* **EXERCISE GOAL**
Compute how many lines in the entries below contain "artists", and output nothing but the number.

(Records excerpted from a collection)
'''

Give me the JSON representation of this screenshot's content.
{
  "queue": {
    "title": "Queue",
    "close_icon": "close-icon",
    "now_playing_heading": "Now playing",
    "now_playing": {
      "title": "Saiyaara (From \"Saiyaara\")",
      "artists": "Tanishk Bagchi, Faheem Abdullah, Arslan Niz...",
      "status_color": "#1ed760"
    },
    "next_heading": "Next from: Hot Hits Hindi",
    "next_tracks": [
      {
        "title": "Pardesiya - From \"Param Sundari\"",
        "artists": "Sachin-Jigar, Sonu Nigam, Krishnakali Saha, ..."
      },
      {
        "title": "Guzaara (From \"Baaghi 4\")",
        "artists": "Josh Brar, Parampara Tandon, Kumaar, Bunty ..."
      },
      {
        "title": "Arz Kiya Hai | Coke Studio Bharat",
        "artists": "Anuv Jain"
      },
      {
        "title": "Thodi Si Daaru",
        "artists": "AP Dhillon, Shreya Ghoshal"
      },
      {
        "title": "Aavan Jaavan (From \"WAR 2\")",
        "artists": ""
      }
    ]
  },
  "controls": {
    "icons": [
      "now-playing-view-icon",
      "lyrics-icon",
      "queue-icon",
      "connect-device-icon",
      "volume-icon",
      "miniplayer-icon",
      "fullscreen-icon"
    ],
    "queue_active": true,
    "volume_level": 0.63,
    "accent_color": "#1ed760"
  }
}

'''

* **EXERCISE RESULT**
6